### DATA TO USE
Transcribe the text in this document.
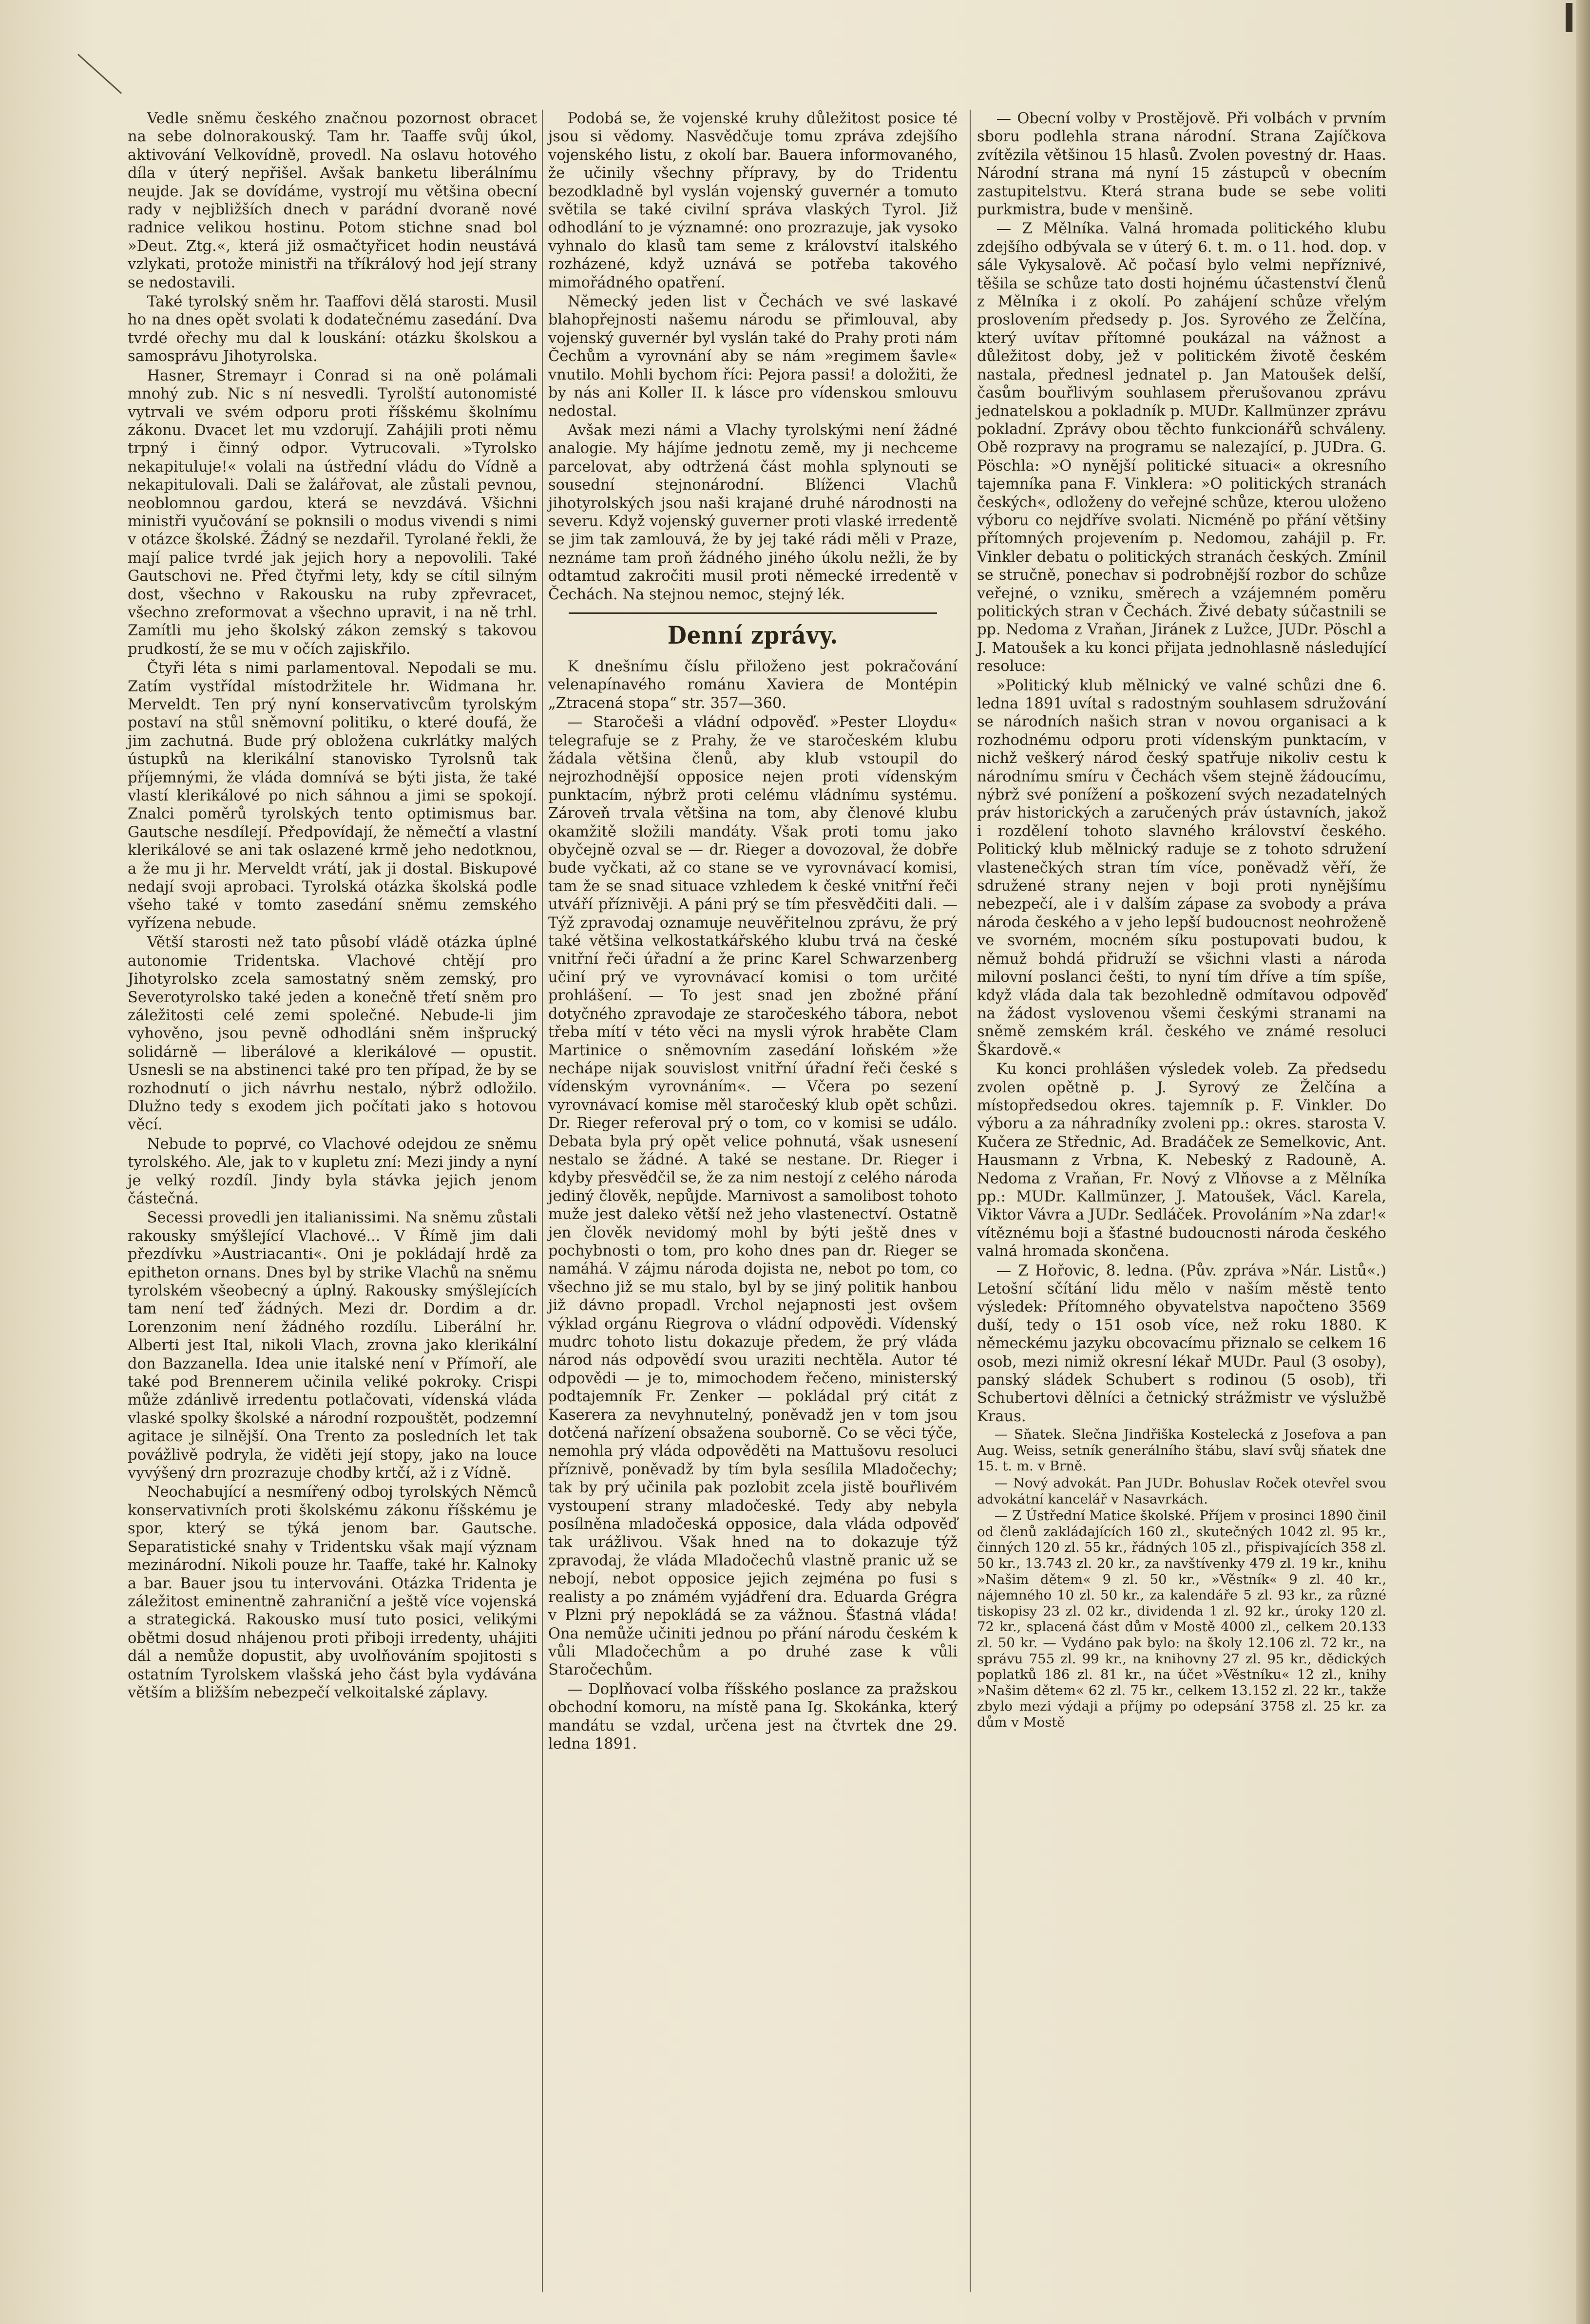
Vedle sněmu českého značnou pozornost obracet na sebe dolnorakouský. Tam hr. Taaffe svůj úkol, aktivování Velkovídně, provedl. Na oslavu hotového díla v úterý nepřišel. Avšak banketu liberálnímu neujde. Jak se dovídáme, vystrojí mu většina obecní rady v nejbližších dnech v parádní dvoraně nové radnice velikou hostinu. Potom stichne snad bol »Deut. Ztg.«, která již osmačtyřicet hodin neustává vzlykati, protože ministři na tříkrálový hod její strany se nedostavili.

Také tyrolský sněm hr. Taaffovi dělá starosti. Musil ho na dnes opět svolati k dodatečnému zasedání. Dva tvrdé ořechy mu dal k louskání: otázku školskou a samosprávu Jihotyrolska.

Hasner, Stremayr i Conrad si na oně polámali mnohý zub. Nic s ní nesvedli. Tyrolští autonomisté vytrvali ve svém odporu proti říšskému školnímu zákonu. Dvacet let mu vzdorují. Zahájili proti němu trpný i činný odpor. Vytrucovali. »Tyrolsko nekapituluje!« volali na ústřední vládu do Vídně a nekapitulovali. Dali se žalářovat, ale zůstali pevnou, neoblomnou gardou, která se nevzdává. Všichni ministři vyučování se poknsili o modus vivendi s nimi v otázce školské. Žádný se nezdařil. Tyrolané řekli, že mají palice tvrdé jak jejich hory a nepovolili. Také Gautschovi ne. Před čtyřmi lety, kdy se cítil silným dost, všechno v Rakousku na ruby zpřevracet, všechno zreformovat a všechno upravit, i na ně trhl. Zamítli mu jeho školský zákon zemský s takovou prudkostí, že se mu v očích zajiskřilo.

Čtyři léta s nimi parlamentoval. Nepodali se mu. Zatím vystřídal místodržitele hr. Widmana hr. Merveldt. Ten prý nyní konservativcům tyrolským postaví na stůl sněmovní politiku, o které doufá, že jim zachutná. Bude prý obložena cukrlátky malých ústupků na klerikální stanovisko Tyrolsnů tak příjemnými, že vláda domnívá se býti jista, že také vlastí klerikálové po nich sáhnou a jimi se spokojí. Znalci poměrů tyrolských tento optimismus bar. Gautsche nesdílejí. Předpovídají, že němečtí a vlastní klerikálové se ani tak oslazené krmě jeho nedotknou, a že mu ji hr. Merveldt vrátí, jak ji dostal. Biskupové nedají svoji aprobaci. Tyrolská otázka školská podle všeho také v tomto zasedání sněmu zemského vyřízena nebude.

Větší starosti než tato působí vládě otázka úplné autonomie Tridentska. Vlachové chtějí pro Jihotyrolsko zcela samostatný sněm zemský, pro Severotyrolsko také jeden a konečně třetí sněm pro záležitosti celé zemi společné. Nebude-li jim vyhověno, jsou pevně odhodláni sněm inšprucký solidárně — liberálové a klerikálové — opustit. Usnesli se na abstinenci také pro ten případ, že by se rozhodnutí o jich návrhu nestalo, nýbrž odložilo. Dlužno tedy s exodem jich počítati jako s hotovou věcí.

Nebude to poprvé, co Vlachové odejdou ze sněmu tyrolského. Ale, jak to v kupletu zní: Mezi jindy a nyní je velký rozdíl. Jindy byla stávka jejich jenom částečná.

Secessi provedli jen italianissimi. Na sněmu zůstali rakousky smýšlející Vlachové... V Římě jim dali přezdívku »Austriacanti«. Oni je pokládají hrdě za epitheton ornans. Dnes byl by strike Vlachů na sněmu tyrolském všeobecný a úplný. Rakousky smýšlejících tam není teď žádných. Mezi dr. Dordim a dr. Lorenzonim není žádného rozdílu. Liberální hr. Alberti jest Ital, nikoli Vlach, zrovna jako klerikální don Bazzanella. Idea unie italské není v Přímoří, ale také pod Brennerem učinila veliké pokroky. Crispi může zdánlivě irredentu potlačovati, vídenská vláda vlaské spolky školské a národní rozpouštět, podzemní agitace je silnější. Ona Trento za posledních let tak povážlivě podryla, že viděti její stopy, jako na louce vyvýšený drn prozrazuje chodby krtčí, až i z Vídně.

Neochabující a nesmířený odboj tyrolských Němců konservativních proti školskému zákonu říšskému je spor, který se týká jenom bar. Gautsche. Separatistické snahy v Tridentsku však mají význam mezinárodní. Nikoli pouze hr. Taaffe, také hr. Kalnoky a bar. Bauer jsou tu intervováni. Otázka Tridenta je záležitost eminentně zahraniční a ještě více vojenská a strategická. Rakousko musí tuto posici, velikými obětmi dosud nhájenou proti přiboji irredenty, uhájiti dál a nemůže dopustit, aby uvolňováním spojitosti s ostatním Tyrolskem vlašská jeho část byla vydávána větším a bližším nebezpečí velkoitalské záplavy.

Podobá se, že vojenské kruhy důležitost posice té jsou si vědomy. Nasvědčuje tomu zpráva zdejšího vojenského listu, z okolí bar. Bauera informovaného, že učinily všechny přípravy, by do Tridentu bezodkladně byl vyslán vojenský guvernér a tomuto světila se také civilní správa vlaských Tyrol. Již odhodlání to je významné: ono prozrazuje, jak vysoko vyhnalo do klasů tam seme z království italského rozházené, když uznává se potřeba takového mimořádného opatření.

Německý jeden list v Čechách ve své laskavé blahopřejnosti našemu národu se přimlouval, aby vojenský guvernér byl vyslán také do Prahy proti nám Čechům a vyrovnání aby se nám »regimem šavle« vnutilo. Mohli bychom říci: Pejora passi! a doložiti, že by nás ani Koller II. k lásce pro vídenskou smlouvu nedostal.

Avšak mezi námi a Vlachy tyrolskými není žádné analogie. My hájíme jednotu země, my ji nechceme parcelovat, aby odtržená část mohla splynouti se sousední stejnonárodní. Blíženci Vlachů jihotyrolských jsou naši krajané druhé národnosti na severu. Když vojenský guverner proti vlaské irredentě se jim tak zamlouvá, že by jej také rádi měli v Praze, neznáme tam proň žádného jiného úkolu nežli, že by odtamtud zakročiti musil proti německé irredentě v Čechách. Na stejnou nemoc, stejný lék.

Denní zprávy.

K dnešnímu číslu přiloženo jest pokračování velenapínavého románu Xaviera de Montépin „Ztracená stopa“ str. 357—360.

— Staročeši a vládní odpověď. »Pester Lloydu« telegrafuje se z Prahy, že ve staročeském klubu žádala většina členů, aby klub vstoupil do nejrozhodnější opposice nejen proti vídenským punktacím, nýbrž proti celému vládnímu systému. Zároveň trvala většina na tom, aby členové klubu okamžitě složili mandáty. Však proti tomu jako obyčejně ozval se — dr. Rieger a dovozoval, že dobře bude vyčkati, až co stane se ve vyrovnávací komisi, tam že se snad situace vzhledem k české vnitřní řeči utváří příznivěji. A páni prý se tím přesvědčiti dali. — Týž zpravodaj oznamuje neuvěřitelnou zprávu, že prý také většina velkostatkářského klubu trvá na české vnitřní řeči úřadní a že princ Karel Schwarzenberg učiní prý ve vyrovnávací komisi o tom určité prohlášení. — To jest snad jen zbožné přání dotyčného zpravodaje ze staročeského tábora, nebot třeba mítí v této věci na mysli výrok hraběte Clam Martinice o sněmovním zasedání loňském »že nechápe nijak souvislost vnitřní úřadní řeči české s vídenským vyrovnáním«. — Včera po sezení vyrovnávací komise měl staročeský klub opět schůzi. Dr. Rieger referoval prý o tom, co v komisi se událo. Debata byla prý opět velice pohnutá, však usnesení nestalo se žádné. A také se nestane. Dr. Rieger i kdyby přesvědčil se, že za nim nestojí z celého národa jediný člověk, nepůjde. Marnivost a samolibost tohoto muže jest daleko větší než jeho vlastenectví. Ostatně jen člověk nevidomý mohl by býti ještě dnes v pochybnosti o tom, pro koho dnes pan dr. Rieger se namáhá. V zájmu národa dojista ne, nebot po tom, co všechno již se mu stalo, byl by se jiný politik hanbou již dávno propadl. Vrchol nejapnosti jest ovšem výklad orgánu Riegrova o vládní odpovědi. Vídenský mudrc tohoto listu dokazuje předem, že prý vláda národ nás odpovědí svou uraziti nechtěla. Autor té odpovědi — je to, mimochodem řečeno, ministerský podtajemník Fr. Zenker — pokládal prý citát z Kaserera za nevyhnutelný, poněvadž jen v tom jsou dotčená nařízení obsažena souborně. Co se věci týče, nemohla prý vláda odpověděti na Mattušovu resoluci příznivě, poněvadž by tím byla sesílila Mladočechy; tak by prý učinila pak pozlobit zcela jistě bouřlivém vystoupení strany mladočeské. Tedy aby nebyla posílněna mladočeská opposice, dala vláda odpověď tak urážlivou. Však hned na to dokazuje týž zpravodaj, že vláda Mladočechů vlastně pranic už se nebojí, nebot opposice jejich zejména po fusi s realisty a po známém vyjádření dra. Eduarda Grégra v Plzni prý nepokládá se za vážnou. Šťastná vláda! Ona nemůže učiniti jednou po přání národu českém k vůli Mladočechům a po druhé zase k vůli Staročechům.

— Doplňovací volba říšského poslance za pražskou obchodní komoru, na místě pana Ig. Skokánka, který mandátu se vzdal, určena jest na čtvrtek dne 29. ledna 1891.

— Obecní volby v Prostějově. Při volbách v prvním sboru podlehla strana národní. Strana Zajíčkova zvítězila většinou 15 hlasů. Zvolen povestný dr. Haas. Národní strana má nyní 15 zástupců v obecním zastupitelstvu. Která strana bude se sebe voliti purkmistra, bude v menšině.

— Z Mělníka. Valná hromada politického klubu zdejšího odbývala se v úterý 6. t. m. o 11. hod. dop. v sále Vykysalově. Ač počasí bylo velmi nepříznivé, těšila se schůze tato dosti hojnému účastenství členů z Mělníka i z okolí. Po zahájení schůze vřelým proslovením předsedy p. Jos. Syrového ze Želčína, který uvítav přítomné poukázal na vážnost a důležitost doby, jež v politickém životě českém nastala, přednesl jednatel p. Jan Matoušek delší, časům bouřlivým souhlasem přerušovanou zprávu jednatelskou a pokladník p. MUDr. Kallmünzer zprávu pokladní. Zprávy obou těchto funkcionářů schváleny. Obě rozpravy na programu se nalezající, p. JUDra. G. Pöschla: »O nynější politické situaci« a okresního tajemníka pana F. Vinklera: »O politických stranách českých«, odloženy do veřejné schůze, kterou uloženo výboru co nejdříve svolati. Nicméně po přání většiny přítomných projevením p. Nedomou, zahájil p. Fr. Vinkler debatu o politických stranách českých. Zmínil se stručně, ponechav si podrobnější rozbor do schůze veřejné, o vzniku, směrech a vzájemném poměru politických stran v Čechách. Živé debaty súčastnili se pp. Nedoma z Vraňan, Jiránek z Lužce, JUDr. Pöschl a J. Matoušek a ku konci přijata jednohlasně následující resoluce:

»Politický klub mělnický ve valné schůzi dne 6. ledna 1891 uvítal s radostným souhlasem sdružování se národních našich stran v novou organisaci a k rozhodnému odporu proti vídenským punktacím, v nichž veškerý národ český spatřuje nikoliv cestu k národnímu smíru v Čechách všem stejně žádoucímu, nýbrž své ponížení a poškození svých nezadatelných práv historických a zaručených práv ústavních, jakož i rozdělení tohoto slavného království českého. Politický klub mělnický raduje se z tohoto sdružení vlastenečkých stran tím více, poněvadž věří, že sdružené strany nejen v boji proti nynějšímu nebezpečí, ale i v dalším zápase za svobody a práva národa českého a v jeho lepší budoucnost neohroženě ve svorném, mocném síku postupovati budou, k němuž bohdá přidruží se všichni vlasti a národa milovní poslanci češti, to nyní tím dříve a tím spíše, když vláda dala tak bezohledně odmítavou odpověď na žádost vyslovenou všemi českými stranami na sněmě zemském král. českého ve známé resoluci Škardově.«

Ku konci prohlášen výsledek voleb. Za předsedu zvolen opětně p. J. Syrový ze Želčína a místopředsedou okres. tajemník p. F. Vinkler. Do výboru a za náhradníky zvoleni pp.: okres. starosta V. Kučera ze Střednic, Ad. Bradáček ze Semelkovic, Ant. Hausmann z Vrbna, K. Nebeský z Radouně, A. Nedoma z Vraňan, Fr. Nový z Vlňovse a z Mělníka pp.: MUDr. Kallmünzer, J. Matoušek, Václ. Karela, Viktor Vávra a JUDr. Sedláček. Provoláním »Na zdar!« vítěznému boji a šťastné budoucnosti národa českého valná hromada skončena.

— Z Hořovic, 8. ledna. (Pův. zpráva »Nár. Listů«.) Letošní sčítání lidu mělo v naším městě tento výsledek: Přítomného obyvatelstva napočteno 3569 duší, tedy o 151 osob více, než roku 1880. K německému jazyku obcovacímu přiznalo se celkem 16 osob, mezi nimiž okresní lékař MUDr. Paul (3 osoby), panský sládek Schubert s rodinou (5 osob), tři Schubertovi dělníci a četnický strážmistr ve výslužbě Kraus.

— Sňatek. Slečna Jindřiška Kostelecká z Josefova a pan Aug. Weiss, setník generálního štábu, slaví svůj sňatek dne 15. t. m. v Brně.

— Nový advokát. Pan JUDr. Bohuslav Roček otevřel svou advokátní kancelář v Nasavrkách.

— Z Ústřední Matice školské. Příjem v prosinci 1890 činil od členů zakládajících 160 zl., skutečných 1042 zl. 95 kr., činných 120 zl. 55 kr., řádných 105 zl., přispivajících 358 zl. 50 kr., 13.743 zl. 20 kr., za navštívenky 479 zl. 19 kr., knihu »Našim dětem« 9 zl. 50 kr., »Věstník« 9 zl. 40 kr., nájemného 10 zl. 50 kr., za kalendáře 5 zl. 93 kr., za různé tiskopisy 23 zl. 02 kr., dividenda 1 zl. 92 kr., úroky 120 zl. 72 kr., splacená část dům v Mostě 4000 zl., celkem 20.133 zl. 50 kr. — Vydáno pak bylo: na školy 12.106 zl. 72 kr., na správu 755 zl. 99 kr., na knihovny 27 zl. 95 kr., dědických poplatků 186 zl. 81 kr., na účet »Věstníku« 12 zl., knihy »Našim dětem« 62 zl. 75 kr., celkem 13.152 zl. 22 kr., takže zbylo mezi výdaji a příjmy po odepsání 3758 zl. 25 kr. za dům v Mostě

### AIM OF THE TASK
Search the entries for "guvernér" and copy out each line that has it.

### WRITTEN RESPONSE
Podobá se, že vojenské kruhy důležitost posice té jsou si vědomy. Nasvědčuje tomu zpráva zdejšího vojenského listu, z okolí bar. Bauera informovaného, že učinily všechny přípravy, by do Tridentu bezodkladně byl vyslán vojenský guvernér a tomuto světila se také civilní správa vlaských Tyrol. Již odhodlání to je významné: ono prozrazuje, jak vysoko vyhnalo do klasů tam seme z království italského rozházené, když uznává se potřeba takového mimořádného opatření.
Německý jeden list v Čechách ve své laskavé blahopřejnosti našemu národu se přimlouval, aby vojenský guvernér byl vyslán také do Prahy proti nám Čechům a vyrovnání aby se nám »regimem šavle« vnutilo. Mohli bychom říci: Pejora passi! a doložiti, že by nás ani Koller II. k lásce pro vídenskou smlouvu nedostal.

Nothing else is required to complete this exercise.